**EXTRACTED MATERIAL:**
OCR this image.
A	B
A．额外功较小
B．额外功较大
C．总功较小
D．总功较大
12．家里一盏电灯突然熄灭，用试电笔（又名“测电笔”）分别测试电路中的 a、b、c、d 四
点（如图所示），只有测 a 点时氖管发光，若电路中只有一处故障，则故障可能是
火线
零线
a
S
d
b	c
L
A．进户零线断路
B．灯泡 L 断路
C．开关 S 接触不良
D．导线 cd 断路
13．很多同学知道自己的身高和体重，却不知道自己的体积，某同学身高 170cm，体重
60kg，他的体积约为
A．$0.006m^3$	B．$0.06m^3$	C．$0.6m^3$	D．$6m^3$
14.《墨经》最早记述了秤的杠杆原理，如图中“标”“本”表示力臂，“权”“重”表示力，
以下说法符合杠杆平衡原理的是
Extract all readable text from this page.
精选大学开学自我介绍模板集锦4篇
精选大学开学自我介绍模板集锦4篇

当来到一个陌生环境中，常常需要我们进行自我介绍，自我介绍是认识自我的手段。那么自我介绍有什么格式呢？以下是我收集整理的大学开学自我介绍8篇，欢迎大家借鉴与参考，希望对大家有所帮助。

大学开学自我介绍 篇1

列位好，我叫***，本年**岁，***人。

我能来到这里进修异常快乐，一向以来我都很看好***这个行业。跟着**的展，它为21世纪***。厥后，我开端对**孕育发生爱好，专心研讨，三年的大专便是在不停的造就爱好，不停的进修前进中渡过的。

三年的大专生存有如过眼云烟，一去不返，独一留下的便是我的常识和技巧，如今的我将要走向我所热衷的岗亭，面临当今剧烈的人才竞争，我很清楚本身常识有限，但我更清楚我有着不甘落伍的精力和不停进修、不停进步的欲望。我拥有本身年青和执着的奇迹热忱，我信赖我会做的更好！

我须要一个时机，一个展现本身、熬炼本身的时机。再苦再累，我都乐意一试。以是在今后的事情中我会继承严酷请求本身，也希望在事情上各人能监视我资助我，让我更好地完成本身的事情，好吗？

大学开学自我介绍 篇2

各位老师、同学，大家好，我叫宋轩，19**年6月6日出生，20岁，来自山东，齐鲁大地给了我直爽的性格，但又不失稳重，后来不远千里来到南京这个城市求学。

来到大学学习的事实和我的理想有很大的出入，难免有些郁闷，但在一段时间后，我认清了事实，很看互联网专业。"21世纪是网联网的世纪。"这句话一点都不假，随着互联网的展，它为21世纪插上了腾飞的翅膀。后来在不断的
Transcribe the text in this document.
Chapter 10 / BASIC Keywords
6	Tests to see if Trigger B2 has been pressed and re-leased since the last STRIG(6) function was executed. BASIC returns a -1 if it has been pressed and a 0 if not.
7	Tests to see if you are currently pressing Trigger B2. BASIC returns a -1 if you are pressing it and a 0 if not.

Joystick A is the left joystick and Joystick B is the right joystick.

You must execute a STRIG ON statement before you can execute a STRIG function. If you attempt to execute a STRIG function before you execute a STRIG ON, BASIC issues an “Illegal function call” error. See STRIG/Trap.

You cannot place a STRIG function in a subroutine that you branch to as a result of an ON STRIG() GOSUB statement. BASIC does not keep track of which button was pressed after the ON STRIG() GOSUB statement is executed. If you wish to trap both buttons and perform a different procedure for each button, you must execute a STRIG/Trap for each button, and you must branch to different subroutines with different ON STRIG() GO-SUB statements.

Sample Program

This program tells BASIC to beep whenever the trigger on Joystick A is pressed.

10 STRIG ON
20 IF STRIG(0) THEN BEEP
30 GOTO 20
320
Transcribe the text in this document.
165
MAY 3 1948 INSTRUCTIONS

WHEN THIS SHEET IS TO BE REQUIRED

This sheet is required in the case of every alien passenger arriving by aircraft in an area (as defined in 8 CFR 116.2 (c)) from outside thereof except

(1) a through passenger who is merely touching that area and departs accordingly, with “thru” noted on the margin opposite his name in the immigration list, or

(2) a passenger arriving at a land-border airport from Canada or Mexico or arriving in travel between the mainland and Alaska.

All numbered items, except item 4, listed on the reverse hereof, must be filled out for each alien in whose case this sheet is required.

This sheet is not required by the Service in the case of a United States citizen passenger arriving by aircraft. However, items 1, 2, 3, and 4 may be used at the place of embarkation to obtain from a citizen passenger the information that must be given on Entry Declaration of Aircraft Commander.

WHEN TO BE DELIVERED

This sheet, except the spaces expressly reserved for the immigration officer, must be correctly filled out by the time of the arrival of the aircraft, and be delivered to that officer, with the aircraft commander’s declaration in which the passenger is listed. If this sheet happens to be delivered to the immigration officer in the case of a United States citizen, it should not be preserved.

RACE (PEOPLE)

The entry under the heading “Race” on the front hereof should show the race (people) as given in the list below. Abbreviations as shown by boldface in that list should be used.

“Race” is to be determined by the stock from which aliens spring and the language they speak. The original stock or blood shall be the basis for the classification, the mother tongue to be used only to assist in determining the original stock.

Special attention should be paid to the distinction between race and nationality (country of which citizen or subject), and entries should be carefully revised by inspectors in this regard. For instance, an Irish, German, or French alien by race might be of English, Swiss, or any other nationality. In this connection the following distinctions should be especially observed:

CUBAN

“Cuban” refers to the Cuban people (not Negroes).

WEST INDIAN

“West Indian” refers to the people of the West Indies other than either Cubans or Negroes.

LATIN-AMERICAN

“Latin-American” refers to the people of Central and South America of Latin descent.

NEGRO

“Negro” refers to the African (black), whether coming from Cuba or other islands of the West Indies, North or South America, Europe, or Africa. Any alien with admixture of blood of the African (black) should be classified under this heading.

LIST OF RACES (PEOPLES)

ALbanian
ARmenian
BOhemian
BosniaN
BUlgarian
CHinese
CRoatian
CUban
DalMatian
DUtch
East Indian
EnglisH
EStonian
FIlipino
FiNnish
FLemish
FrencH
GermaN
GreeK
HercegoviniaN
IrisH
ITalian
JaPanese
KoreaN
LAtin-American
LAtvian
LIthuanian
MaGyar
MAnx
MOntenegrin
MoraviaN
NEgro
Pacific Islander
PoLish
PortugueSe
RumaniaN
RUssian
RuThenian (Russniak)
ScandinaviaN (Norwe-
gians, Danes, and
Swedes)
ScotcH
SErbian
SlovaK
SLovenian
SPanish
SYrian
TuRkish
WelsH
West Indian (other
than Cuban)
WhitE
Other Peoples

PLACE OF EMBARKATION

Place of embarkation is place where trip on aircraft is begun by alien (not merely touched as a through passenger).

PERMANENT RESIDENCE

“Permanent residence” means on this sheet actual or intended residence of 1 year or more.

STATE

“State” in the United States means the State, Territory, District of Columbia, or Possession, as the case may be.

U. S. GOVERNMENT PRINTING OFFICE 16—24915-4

**WHAT YOU WILL DO:**
Track down every line of the material containing the string "from", and copy it.

**TASK OUTPUT:**
Extract all readable text from this page.
This sheet is required in the case of every alien passenger arriving by aircraft in an area (as defined in 8 CFR 116.2 (c)) from outside thereof except
(2) a passenger arriving at a land-border airport from Canada or Mexico or arriving in travel between the mainland and Alaska.
This sheet is not required by the Service in the case of a United States citizen passenger arriving by aircraft. However, items 1, 2, 3, and 4 may be used at the place of embarkation to obtain from a citizen passenger the information that must be given on Entry Declaration of Aircraft Commander.
“Race” is to be determined by the stock from which aliens spring and the language they speak. The original stock or blood shall be the basis for the classification, the mother tongue to be used only to assist in determining the original stock.
“Negro” refers to the African (black), whether coming from Cuba or other islands of the West Indies, North or South America, Europe, or Africa. Any alien with admixture of blood of the African (black) should be classified under this heading.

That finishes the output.